» **Objective**: Write out every entry exactly as given, but omit the pictures.

» **Dataset records**:
········

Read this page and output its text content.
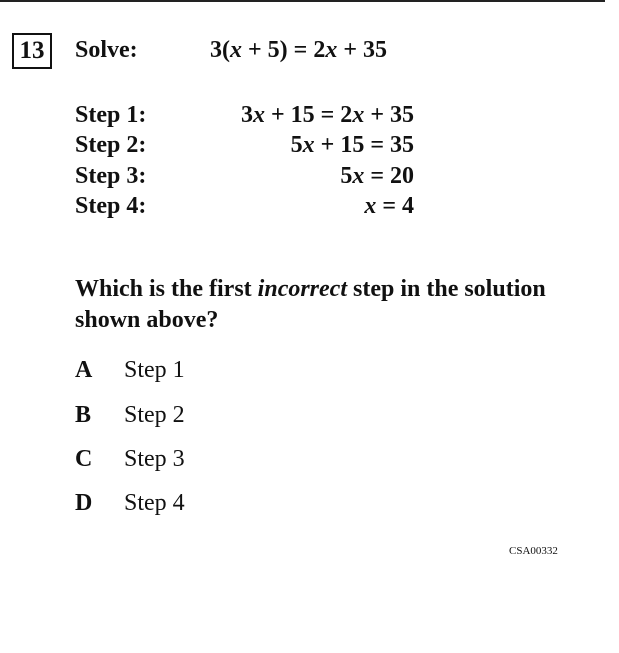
13	Solve:	3(x + 5) = 2x + 35
Step 1:	3x + 15 = 2x + 35
Step 2:	5x + 15 = 35
Step 3:	5x = 20
Step 4:	x = 4
Which is the first incorrect step in the solution shown above?
A Step 1
B Step 2
C Step 3
D Step 4
CSA00332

········

» **Written solution**:
Read this page and output its text content.
13	Solve:	3(x + 5) = 2x + 35
Step 1:	3x + 15 = 2x + 35
Step 2:	5x + 15 = 35
Step 3:	5x = 20
Step 4:	x = 4
Which is the first incorrect step in the solution shown above?
A Step 1
B Step 2
C Step 3
D Step 4
CSA00332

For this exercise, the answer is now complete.